* START ENTRIES SHOWN *

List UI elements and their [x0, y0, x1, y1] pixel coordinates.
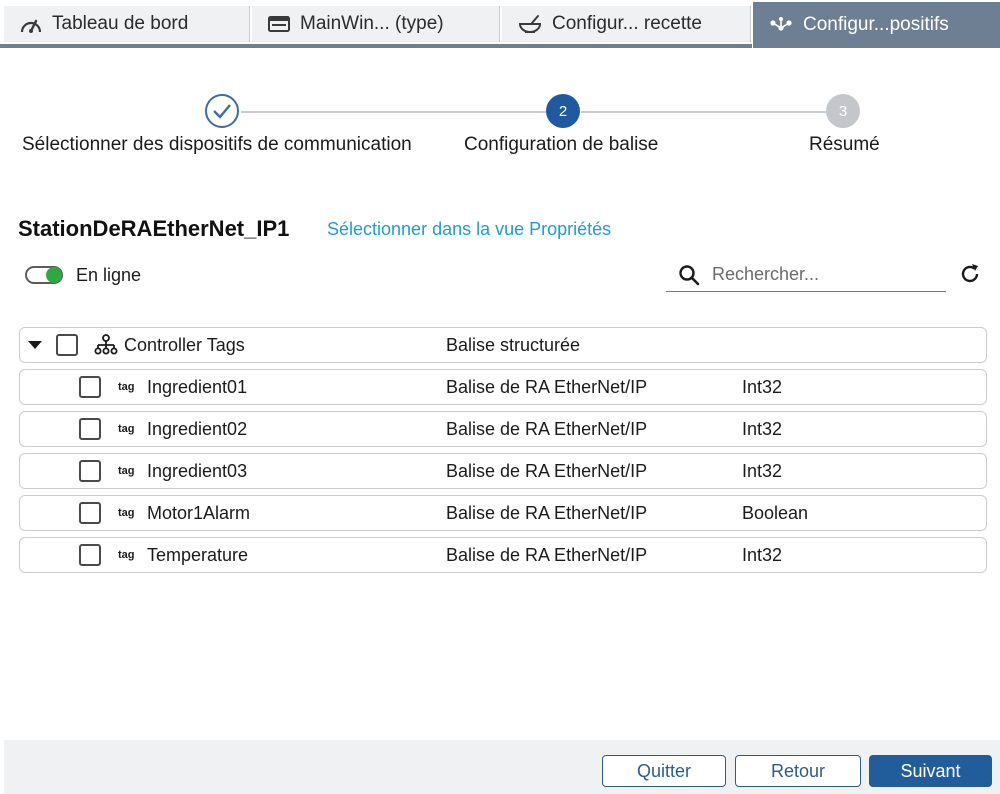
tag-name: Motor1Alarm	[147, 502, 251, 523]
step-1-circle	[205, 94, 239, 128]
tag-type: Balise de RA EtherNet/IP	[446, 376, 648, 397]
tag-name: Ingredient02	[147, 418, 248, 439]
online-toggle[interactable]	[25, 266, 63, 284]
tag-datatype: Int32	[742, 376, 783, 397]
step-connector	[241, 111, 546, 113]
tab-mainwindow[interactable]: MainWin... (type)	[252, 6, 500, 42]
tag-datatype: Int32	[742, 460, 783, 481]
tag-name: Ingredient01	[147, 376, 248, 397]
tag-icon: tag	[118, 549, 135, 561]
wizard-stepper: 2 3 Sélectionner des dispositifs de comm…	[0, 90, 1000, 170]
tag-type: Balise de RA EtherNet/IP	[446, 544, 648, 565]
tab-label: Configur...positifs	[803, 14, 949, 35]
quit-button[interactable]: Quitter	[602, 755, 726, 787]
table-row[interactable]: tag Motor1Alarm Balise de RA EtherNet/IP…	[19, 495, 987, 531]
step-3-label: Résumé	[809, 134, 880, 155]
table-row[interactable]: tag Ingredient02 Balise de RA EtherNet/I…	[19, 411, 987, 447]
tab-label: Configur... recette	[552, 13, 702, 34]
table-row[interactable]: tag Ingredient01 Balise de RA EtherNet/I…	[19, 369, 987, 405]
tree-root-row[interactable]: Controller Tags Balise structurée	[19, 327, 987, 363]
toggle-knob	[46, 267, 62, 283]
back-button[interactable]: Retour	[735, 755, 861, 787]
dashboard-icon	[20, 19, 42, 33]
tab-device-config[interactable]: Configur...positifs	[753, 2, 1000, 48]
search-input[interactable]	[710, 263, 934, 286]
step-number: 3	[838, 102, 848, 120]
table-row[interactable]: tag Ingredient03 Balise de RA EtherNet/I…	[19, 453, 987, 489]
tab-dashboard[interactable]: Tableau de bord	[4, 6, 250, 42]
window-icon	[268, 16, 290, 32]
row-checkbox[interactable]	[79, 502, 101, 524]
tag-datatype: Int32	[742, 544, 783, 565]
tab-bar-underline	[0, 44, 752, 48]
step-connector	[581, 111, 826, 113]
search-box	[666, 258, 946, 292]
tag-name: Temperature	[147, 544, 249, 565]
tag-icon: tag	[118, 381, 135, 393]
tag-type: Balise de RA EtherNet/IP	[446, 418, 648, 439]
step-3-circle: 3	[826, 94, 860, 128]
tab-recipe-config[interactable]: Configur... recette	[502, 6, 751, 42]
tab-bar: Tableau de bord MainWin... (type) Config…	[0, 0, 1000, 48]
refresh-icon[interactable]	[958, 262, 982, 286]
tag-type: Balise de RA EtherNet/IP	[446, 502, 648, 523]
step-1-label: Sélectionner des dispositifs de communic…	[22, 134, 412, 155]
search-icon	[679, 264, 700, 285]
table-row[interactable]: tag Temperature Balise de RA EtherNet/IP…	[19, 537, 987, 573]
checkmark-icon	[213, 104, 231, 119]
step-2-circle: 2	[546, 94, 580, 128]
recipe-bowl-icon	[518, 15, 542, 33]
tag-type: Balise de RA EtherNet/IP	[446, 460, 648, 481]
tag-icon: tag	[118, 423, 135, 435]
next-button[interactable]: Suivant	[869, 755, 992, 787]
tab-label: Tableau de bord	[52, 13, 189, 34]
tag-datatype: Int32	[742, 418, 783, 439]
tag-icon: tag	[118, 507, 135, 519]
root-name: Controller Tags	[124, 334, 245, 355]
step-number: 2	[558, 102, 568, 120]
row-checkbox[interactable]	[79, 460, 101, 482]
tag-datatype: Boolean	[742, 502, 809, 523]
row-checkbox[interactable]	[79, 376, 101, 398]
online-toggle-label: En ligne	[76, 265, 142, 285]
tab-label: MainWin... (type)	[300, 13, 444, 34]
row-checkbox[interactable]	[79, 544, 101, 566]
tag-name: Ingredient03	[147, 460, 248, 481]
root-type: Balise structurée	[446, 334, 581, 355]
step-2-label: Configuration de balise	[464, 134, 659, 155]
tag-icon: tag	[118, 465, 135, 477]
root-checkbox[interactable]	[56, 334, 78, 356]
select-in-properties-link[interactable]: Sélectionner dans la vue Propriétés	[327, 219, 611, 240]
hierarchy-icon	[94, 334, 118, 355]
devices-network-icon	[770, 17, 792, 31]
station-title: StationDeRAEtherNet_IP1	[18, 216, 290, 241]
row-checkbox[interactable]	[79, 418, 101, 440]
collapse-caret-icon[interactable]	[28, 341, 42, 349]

* END ENTRIES SHOWN *
* START ENTRIES SHOWN *

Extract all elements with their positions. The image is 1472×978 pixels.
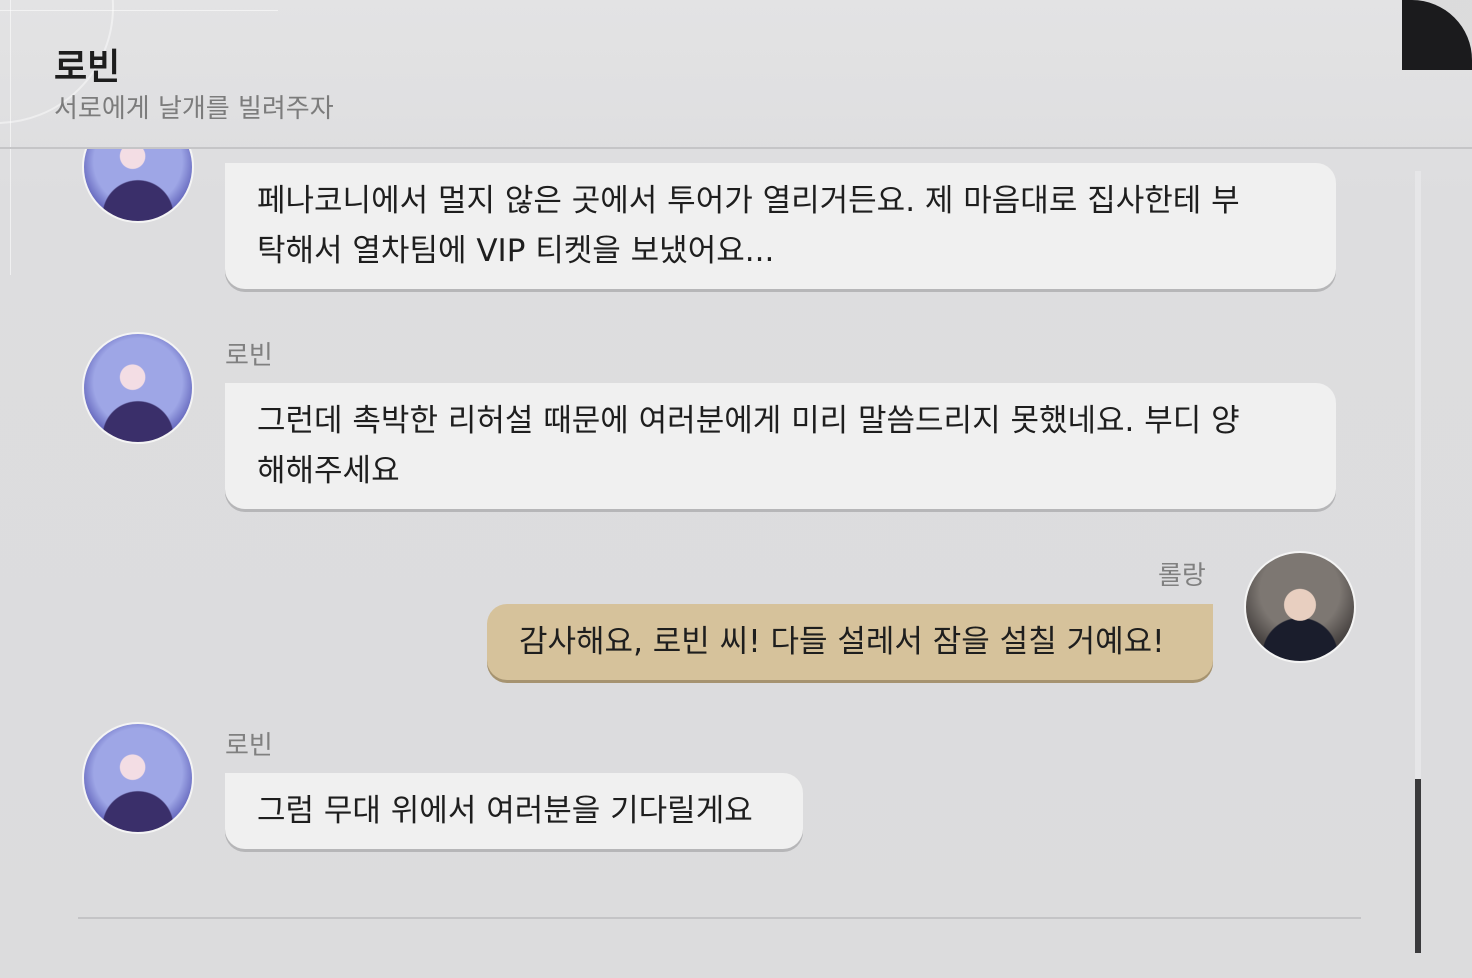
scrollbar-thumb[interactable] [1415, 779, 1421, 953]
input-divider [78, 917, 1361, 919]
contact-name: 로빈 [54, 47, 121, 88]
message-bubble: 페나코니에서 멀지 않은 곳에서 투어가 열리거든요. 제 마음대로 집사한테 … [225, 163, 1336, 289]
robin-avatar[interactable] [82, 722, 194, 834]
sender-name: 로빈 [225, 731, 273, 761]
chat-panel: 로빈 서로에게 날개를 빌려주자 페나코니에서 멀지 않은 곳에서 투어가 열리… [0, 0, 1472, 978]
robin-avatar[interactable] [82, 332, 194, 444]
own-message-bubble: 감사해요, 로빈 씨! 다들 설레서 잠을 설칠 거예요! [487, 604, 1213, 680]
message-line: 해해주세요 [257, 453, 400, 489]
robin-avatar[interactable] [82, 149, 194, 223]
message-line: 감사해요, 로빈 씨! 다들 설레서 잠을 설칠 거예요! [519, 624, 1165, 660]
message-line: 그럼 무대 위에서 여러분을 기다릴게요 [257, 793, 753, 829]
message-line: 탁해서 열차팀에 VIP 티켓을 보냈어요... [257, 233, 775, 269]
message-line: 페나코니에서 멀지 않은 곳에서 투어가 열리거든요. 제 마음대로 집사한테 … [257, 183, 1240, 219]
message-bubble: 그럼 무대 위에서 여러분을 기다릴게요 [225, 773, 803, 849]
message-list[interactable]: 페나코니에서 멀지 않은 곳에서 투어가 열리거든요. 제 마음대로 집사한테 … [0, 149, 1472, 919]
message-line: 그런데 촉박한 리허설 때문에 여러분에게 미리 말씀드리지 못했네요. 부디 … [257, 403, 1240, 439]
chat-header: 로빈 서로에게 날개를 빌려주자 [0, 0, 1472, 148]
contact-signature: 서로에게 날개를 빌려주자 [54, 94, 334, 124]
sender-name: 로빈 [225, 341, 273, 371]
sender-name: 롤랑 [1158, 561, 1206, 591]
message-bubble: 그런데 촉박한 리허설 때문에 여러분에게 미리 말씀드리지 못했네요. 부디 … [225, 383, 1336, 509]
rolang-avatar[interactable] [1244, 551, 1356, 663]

* END ENTRIES SHOWN *
* START ENTRIES SHOWN *

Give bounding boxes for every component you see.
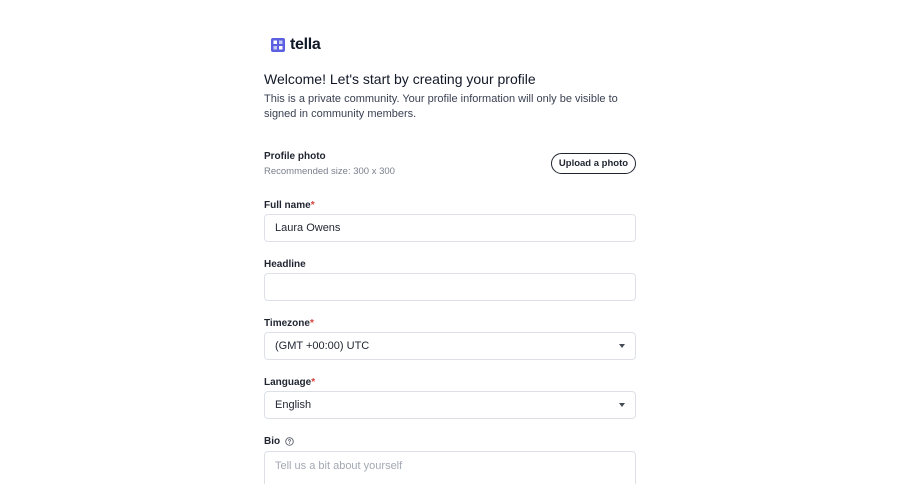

* END ENTRIES SHOWN *

§ OBJECTIVE:
Please write out the records between the lines containing "Extract all elements" and "message-list[interactable]: 페나코니에서 멀지", inclusive, and leave the pictures out of your answer.

§ RESULT FOR THIS EXERCISE:
Extract all elements with their positions. The image is 1472×978 pixels.
scrollbar-thumb[interactable] [1415, 779, 1421, 953]
input-divider [78, 917, 1361, 919]
contact-name: 로빈 [54, 47, 121, 88]
message-bubble: 페나코니에서 멀지 않은 곳에서 투어가 열리거든요. 제 마음대로 집사한테 … [225, 163, 1336, 289]
robin-avatar[interactable] [82, 722, 194, 834]
sender-name: 로빈 [225, 731, 273, 761]
chat-panel: 로빈 서로에게 날개를 빌려주자 페나코니에서 멀지 않은 곳에서 투어가 열리… [0, 0, 1472, 978]
robin-avatar[interactable] [82, 332, 194, 444]
own-message-bubble: 감사해요, 로빈 씨! 다들 설레서 잠을 설칠 거예요! [487, 604, 1213, 680]
message-line: 해해주세요 [257, 453, 400, 489]
robin-avatar[interactable] [82, 149, 194, 223]
message-line: 감사해요, 로빈 씨! 다들 설레서 잠을 설칠 거예요! [519, 624, 1165, 660]
message-line: 그럼 무대 위에서 여러분을 기다릴게요 [257, 793, 753, 829]
message-line: 탁해서 열차팀에 VIP 티켓을 보냈어요... [257, 233, 775, 269]
message-line: 페나코니에서 멀지 않은 곳에서 투어가 열리거든요. 제 마음대로 집사한테 … [257, 183, 1240, 219]
message-bubble: 그럼 무대 위에서 여러분을 기다릴게요 [225, 773, 803, 849]
message-list[interactable]: 페나코니에서 멀지 않은 곳에서 투어가 열리거든요. 제 마음대로 집사한테 … [0, 149, 1472, 919]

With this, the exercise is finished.